DOCUMENT TEXT:
══════════
If A is an m×n matrix, and B is an n×p matrix with columns b_j, then the product AB is the m×p matrix whose columns are Ab_j. That is, $$ AB = A\big[\bs{b}_1 \;\; \ldots \;\; \bs{b}_p\big] = \big[A\bs{b}_1 \;\; \ldots \;\; A\bs{b}_p\big] $$

As we can see, the columns of AB is a liner combintation of the columns of A using weights from the corresponding column if B.

Row-Column Rule for Computing AB

If the product AB is defined, then the entry in row i and column j of AB is the sum of the products of corresponding entries from row i of A and column j of B. If $(AB)_{ij}$ denotes the (i, j)-entry in AB, and if A is m×n matrix, then: $$ (AB)_{ij} = a_{i1}b_{1j} + a_{i2}b_{2j} + \ldots + a_{in}b_{nj}. $$

Example

Muliplying a 2×2 matrix with a 2×3 matrix. Finding the entry in AB positioned in row 1 and column 3. According to the formula above: $$ (AB)_{13} = a_{11}b_{13} + a_{12}b_{23} $$ $$ \begin{bmatrix*}[rr] \color{red}{2} & \color{red}{3} \\ 1 & -5 \end{bmatrix*} \begin{bmatrix*}[rrr] 4 & 3 & \color{blue}{6} \\ 1 & -2 & \color{blue}{3} \end{bmatrix*} = \begin{bmatrix*}[rrc] \square& \square& (\color{red}{2}\color{black}{)(}\color{blue}{6}\color{black}{) + (}\color{red}{3}\color{black}{)(}\color{blue}{3}) \\ \square& \square& \square \end{bmatrix*} = \begin{bmatrix*}[rrc] \square& \square& 12 + 9 \\ \square& \square& \square \end{bmatrix*} = \begin{bmatrix*}[rrc] \square& \square& 21 \\ \square& \square& \square \end{bmatrix*} $$ And for finding row 2 and column 2 of AB: $$ (AB)_{22} = a_{21}b_{12} + a_{22}b_{22} $$ $$ \begin{bmatrix*}[rr] 2 & 3 \\ \color{red}{1} & \color{red}{-5} \end{bmatrix*} \begin{bmatrix*}[rrr] 4 & \color{blue}{3} & 6\\ 1 & \color{blue}{-2} & 3 \end{bmatrix*} = \begin{bmatrix*}[rcc] \square& \square& 21 \\ \square& (\color{red}{1}\color{black}{)(}\color{blue}{3}\color{black}{) + (}\color{red}{-5}\color{black}{)(}\color{blue}{-2}) & \square \end{bmatrix*} = \begin{bmatrix*}[rcc] \square& \square& 21 \\ \square& 3 + 10& \square \end{bmatrix*} = \begin{bmatrix*}[rcc] \square& \square& 21 \\ \square& 13 & \square \end{bmatrix*} $$ The cell in AB determines what row from A we use, and what column in B.
══════════
DATASET RECORDS:
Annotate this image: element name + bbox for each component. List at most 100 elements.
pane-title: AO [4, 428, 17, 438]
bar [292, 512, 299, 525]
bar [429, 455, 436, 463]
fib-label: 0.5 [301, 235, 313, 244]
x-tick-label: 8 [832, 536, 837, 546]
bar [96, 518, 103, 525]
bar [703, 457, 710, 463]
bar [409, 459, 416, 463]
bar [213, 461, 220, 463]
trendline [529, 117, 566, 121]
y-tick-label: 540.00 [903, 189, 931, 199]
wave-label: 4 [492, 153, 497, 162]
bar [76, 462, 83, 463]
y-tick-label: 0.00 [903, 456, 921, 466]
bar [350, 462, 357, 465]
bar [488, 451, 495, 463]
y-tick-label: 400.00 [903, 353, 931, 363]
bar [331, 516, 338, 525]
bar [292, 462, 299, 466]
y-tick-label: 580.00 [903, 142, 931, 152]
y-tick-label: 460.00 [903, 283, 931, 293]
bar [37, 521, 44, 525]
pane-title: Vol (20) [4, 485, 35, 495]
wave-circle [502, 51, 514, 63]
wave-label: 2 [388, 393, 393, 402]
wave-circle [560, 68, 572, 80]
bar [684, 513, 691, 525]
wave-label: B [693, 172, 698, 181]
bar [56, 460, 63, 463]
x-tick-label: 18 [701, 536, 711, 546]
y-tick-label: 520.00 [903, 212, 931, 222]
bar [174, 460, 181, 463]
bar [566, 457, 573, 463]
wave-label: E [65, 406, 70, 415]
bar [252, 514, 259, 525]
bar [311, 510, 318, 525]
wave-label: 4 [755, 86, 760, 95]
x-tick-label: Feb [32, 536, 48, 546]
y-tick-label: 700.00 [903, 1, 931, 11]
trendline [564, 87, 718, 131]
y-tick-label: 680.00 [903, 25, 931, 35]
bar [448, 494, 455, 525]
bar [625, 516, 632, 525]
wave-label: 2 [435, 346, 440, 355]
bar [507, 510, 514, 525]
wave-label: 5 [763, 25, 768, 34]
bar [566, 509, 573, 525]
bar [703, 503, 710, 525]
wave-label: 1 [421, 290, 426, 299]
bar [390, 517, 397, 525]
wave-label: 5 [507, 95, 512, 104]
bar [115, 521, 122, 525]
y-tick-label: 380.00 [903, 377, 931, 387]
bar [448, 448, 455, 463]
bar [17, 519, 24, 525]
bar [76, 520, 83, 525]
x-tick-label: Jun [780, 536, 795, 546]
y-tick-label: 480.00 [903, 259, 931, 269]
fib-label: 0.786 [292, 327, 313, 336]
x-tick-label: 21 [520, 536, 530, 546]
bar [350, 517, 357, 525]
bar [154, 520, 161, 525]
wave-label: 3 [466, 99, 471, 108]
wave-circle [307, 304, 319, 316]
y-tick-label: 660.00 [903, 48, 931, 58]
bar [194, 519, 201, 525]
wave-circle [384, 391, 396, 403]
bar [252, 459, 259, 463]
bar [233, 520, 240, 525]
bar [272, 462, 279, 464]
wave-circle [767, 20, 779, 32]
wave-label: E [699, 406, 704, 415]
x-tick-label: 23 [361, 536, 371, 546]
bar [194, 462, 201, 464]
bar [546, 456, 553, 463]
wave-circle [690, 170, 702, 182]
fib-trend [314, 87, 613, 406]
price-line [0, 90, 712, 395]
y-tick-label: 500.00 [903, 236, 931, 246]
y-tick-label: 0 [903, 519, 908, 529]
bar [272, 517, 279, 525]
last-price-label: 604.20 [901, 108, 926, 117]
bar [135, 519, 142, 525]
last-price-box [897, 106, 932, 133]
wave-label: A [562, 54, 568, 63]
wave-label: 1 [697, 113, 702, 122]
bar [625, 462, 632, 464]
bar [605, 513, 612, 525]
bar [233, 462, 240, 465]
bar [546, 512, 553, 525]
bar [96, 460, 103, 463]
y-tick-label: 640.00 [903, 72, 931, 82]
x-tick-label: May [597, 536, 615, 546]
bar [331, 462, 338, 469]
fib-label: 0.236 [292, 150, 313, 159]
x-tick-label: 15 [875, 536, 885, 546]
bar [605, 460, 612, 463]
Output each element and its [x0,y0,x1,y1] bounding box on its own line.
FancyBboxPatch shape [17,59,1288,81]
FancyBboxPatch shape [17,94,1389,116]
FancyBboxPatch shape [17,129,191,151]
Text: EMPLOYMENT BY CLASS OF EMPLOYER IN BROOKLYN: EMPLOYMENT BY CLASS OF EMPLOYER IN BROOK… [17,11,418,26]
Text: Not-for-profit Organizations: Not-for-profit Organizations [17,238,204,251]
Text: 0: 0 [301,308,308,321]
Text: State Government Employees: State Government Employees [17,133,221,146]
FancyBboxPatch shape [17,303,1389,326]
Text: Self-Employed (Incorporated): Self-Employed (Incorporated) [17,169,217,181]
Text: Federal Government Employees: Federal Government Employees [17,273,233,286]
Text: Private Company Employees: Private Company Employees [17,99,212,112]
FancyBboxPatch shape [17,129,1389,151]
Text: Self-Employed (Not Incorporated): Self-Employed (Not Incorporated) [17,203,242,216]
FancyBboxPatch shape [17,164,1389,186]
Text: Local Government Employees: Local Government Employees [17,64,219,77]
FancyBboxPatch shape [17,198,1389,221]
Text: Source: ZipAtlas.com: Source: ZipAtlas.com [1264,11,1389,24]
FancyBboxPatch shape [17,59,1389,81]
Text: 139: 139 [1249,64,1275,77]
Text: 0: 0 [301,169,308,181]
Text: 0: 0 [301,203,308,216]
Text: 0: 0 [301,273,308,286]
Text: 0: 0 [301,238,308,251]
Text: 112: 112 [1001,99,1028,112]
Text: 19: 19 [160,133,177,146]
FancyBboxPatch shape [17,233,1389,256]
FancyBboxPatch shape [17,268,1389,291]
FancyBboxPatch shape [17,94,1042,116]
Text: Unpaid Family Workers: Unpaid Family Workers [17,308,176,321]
══════════
WORK INSTRUCTIONS:
a - List every matrix size written in rows×columns form in the matrix multiplication text, counting each size once.
b - Please edit the matrix multiplication text, beginning at "If A is an m×n" and stopping after "column if B.", with "matrix" changed to "array" wherever it occurs.
c - Resume the matrix multiplication text from where it stops.

EXPECTED OUTPUTS:
a - m×n, n×p, m×p, 2×2, 2×3

b -
If A is an m×n array, and B is an n×p array with columns b_j, then the product AB is the m×p array whose columns are Ab_j. That is, $$ AB = A\big[\bs{b}_1 \;\; \ldots \;\; \bs{b}_p\big] = \big[A\bs{b}_1 \;\; \ldots \;\; A\bs{b}_p\big] $$

As we can see, the columns of AB is a liner combintation of the columns of A using weights from the corresponding column if B.

c -
From the row-column rule, we can make the following observation: $$ \text{row}_i(AB) = \text{row}_i(A)\cdot B $$

Properties of Matrix Multiplication

Theorem 2.2

Let A be an m×n matrix and let B and C have sizes for which the indicated sums and products are defined. $I_m$ is the m×m identity matrix.

(a)	$(AB)C = A(BC)$	(Associative law of multiplication)

(b)	$A(B + C) = AB + AC$	(Left distributive law)

(c)	$(B + C)A = BA + CA$	(Right distributive law)

(d)	$r(AB) = (rA)B = A(rB)$	(For any scalar r)

(e)	$I_mA = A = AI_n$	(Identity for matrix multiplication)

Some warnings. The left/right multiplication properties are important. In matrix multiplication AB is generally not the same as BA. We cannot cancel matrices either. If AB = AC, then it is not generally true that B = C. And finally, if AB = O, then we can't conclude that A or B is equal to O.

Powers of a Matrix

If A is an n×n matrix, and if k is a positive integer, then A^k denotes the of k copies of A: $$ A^k = \underbrace{A\;\cdots\; A}_{k\;\text{times}} $$

The Transpose of a Matrix

Given an m×n matrix A, the transpose of A is the n×m matrix, denoted by $A^T$, whose columns are formed from the corresponding rows of A. Examples: $$ A = \begin{bmatrix*}[rr] a & b \\ c & d \end{bmatrix*},\quad B = \begin{bmatrix*}[rr] -5 & 2 \\ 1 & -3 \\ 0 & 4 \end{bmatrix*} ,\quad C = \begin{bmatrix*}[rrrr] 1 & 1 & 1 & 1 \\ -3 & 5 & -2 & 7 \end{bmatrix*} $$ $$ A^T = \begin{bmatrix*}[rr] a & c \\ b & d \end{bmatrix*},\quad B^T = \begin{bmatrix*}[rrr] -5 & 1 & 0 \\ 2 & -3 & 4 \\ \end{bmatrix*} ,\quad C^T = \begin{bmatrix*}[rr] 1 & -3 \\ 1 & 5 \\ 1 & -2 \\ 1 & 7 \\ \end{bmatrix*} $$ Informally, the transpose is a matter of "flipping" the matrix around the diagonal.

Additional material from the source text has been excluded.